- **Tasks to carry out**
a) Please translate this sentence from the On Spec review into Spanish: "The theme is that beauty is in the eye of the beholder."
b) From the On Spec review, extract the portion starting at "This is a themed" and ending at "the writers focus.".

- **Text passage**
☆ ☆ ☆ ☆ ☆ ☆ ☆
This is a themed issue of ‘On Spec’ and the theme is… Apocalypse! Themed issues and anthologies are often interesting because it’s fun to see the varied approaches taken by different writers from the same starting point. Old-time SF magazines used to have certain professional contributors write a story based around the painting on the cover because covers were printed months in advance. Given themes have the same effect of making the writers focus.
The fun starts with the Fall 2012 Apocalypse Contest Winner, ‘All Them Pretty Babies’ by Camille Alexa. It’s written in a sort of child-like language that the protagonist, Esmè, speaks, though as it’s third person narration, it’s not actually her voice, unless she speaks in the third person like Caesar. Esmè is an older child, looked after by her New Mama when her Old Mama threw her out. In this post-Apocalyptic tale, babies are left on the mountain to die by the city dwellers but are rescued by New Mama. The theme is that beauty is in the eye of the beholder. A nice enough story and the narrative technique is clever.
☆ ☆ ☆ ☆ ☆ ☆ ☆
- **Layout dataset entries**
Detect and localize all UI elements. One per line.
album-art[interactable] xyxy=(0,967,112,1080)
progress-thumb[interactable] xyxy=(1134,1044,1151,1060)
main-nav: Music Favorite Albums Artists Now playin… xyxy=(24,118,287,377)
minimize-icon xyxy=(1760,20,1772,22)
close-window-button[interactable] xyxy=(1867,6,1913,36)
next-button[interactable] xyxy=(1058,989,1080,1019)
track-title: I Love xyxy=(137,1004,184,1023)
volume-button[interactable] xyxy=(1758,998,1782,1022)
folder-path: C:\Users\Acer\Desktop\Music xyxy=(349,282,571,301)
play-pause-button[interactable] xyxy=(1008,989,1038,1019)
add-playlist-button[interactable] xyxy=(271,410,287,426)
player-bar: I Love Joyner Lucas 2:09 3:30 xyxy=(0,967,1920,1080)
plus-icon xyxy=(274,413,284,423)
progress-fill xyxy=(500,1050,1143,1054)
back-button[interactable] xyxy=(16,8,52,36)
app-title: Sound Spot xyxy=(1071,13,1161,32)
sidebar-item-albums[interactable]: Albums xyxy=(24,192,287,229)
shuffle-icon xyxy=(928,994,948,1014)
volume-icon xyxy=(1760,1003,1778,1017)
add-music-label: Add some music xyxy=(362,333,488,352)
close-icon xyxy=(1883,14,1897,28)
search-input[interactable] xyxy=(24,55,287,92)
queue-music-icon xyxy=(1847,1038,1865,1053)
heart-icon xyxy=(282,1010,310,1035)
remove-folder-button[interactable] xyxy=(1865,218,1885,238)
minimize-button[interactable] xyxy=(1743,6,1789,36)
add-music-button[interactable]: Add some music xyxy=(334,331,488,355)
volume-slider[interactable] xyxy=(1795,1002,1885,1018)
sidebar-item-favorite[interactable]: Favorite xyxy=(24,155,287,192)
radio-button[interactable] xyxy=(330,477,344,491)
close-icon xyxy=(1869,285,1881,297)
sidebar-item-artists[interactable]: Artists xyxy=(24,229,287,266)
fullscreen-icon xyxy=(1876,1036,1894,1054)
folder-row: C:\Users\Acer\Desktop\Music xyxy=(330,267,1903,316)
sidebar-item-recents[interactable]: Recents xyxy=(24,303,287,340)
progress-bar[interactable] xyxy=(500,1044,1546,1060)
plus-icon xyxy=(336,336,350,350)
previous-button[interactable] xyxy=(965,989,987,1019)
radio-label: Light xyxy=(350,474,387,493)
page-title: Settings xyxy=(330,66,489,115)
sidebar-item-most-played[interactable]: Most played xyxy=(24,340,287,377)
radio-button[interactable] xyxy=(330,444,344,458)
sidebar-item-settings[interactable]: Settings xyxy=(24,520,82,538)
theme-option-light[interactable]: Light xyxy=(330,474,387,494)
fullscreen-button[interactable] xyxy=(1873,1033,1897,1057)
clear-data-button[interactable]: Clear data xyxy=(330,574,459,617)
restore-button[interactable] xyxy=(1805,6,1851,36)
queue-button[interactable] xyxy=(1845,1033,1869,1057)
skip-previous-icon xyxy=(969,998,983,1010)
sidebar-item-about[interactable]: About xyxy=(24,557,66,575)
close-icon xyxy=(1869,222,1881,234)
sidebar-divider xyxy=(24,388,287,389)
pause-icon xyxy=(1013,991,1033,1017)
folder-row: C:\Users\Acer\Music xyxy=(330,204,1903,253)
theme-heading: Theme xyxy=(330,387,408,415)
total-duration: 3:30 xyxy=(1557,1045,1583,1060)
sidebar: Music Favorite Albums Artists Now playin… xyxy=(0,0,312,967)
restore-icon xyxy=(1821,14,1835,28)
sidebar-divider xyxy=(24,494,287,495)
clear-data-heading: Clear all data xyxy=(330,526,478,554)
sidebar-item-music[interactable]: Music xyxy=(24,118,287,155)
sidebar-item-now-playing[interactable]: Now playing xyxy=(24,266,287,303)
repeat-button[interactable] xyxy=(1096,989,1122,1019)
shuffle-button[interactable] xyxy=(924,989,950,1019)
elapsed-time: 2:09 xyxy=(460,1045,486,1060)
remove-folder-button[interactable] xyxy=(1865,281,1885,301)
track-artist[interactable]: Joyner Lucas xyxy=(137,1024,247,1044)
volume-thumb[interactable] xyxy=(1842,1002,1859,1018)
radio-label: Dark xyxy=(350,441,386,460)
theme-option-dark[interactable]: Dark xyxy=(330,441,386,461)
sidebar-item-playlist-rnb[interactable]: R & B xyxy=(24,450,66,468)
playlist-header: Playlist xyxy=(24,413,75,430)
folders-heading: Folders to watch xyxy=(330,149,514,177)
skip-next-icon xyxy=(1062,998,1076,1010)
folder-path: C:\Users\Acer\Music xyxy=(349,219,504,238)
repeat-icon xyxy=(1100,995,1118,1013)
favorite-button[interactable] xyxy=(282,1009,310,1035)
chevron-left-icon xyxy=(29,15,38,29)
☆ ☆ ☆ ☆ ☆ ☆ ☆
- **Answers given**
a) El tema es que la belleza está en los ojos de quien la mira.

b)
This is a themed issue of ‘On Spec’ and the theme is… Apocalypse! Themed issues and anthologies are often interesting because it’s fun to see the varied approaches taken by different writers from the same starting point. Old-time SF magazines used to have certain professional contributors write a story based around the painting on the cover because covers were printed months in advance. Given themes have the same effect of making the writers focus.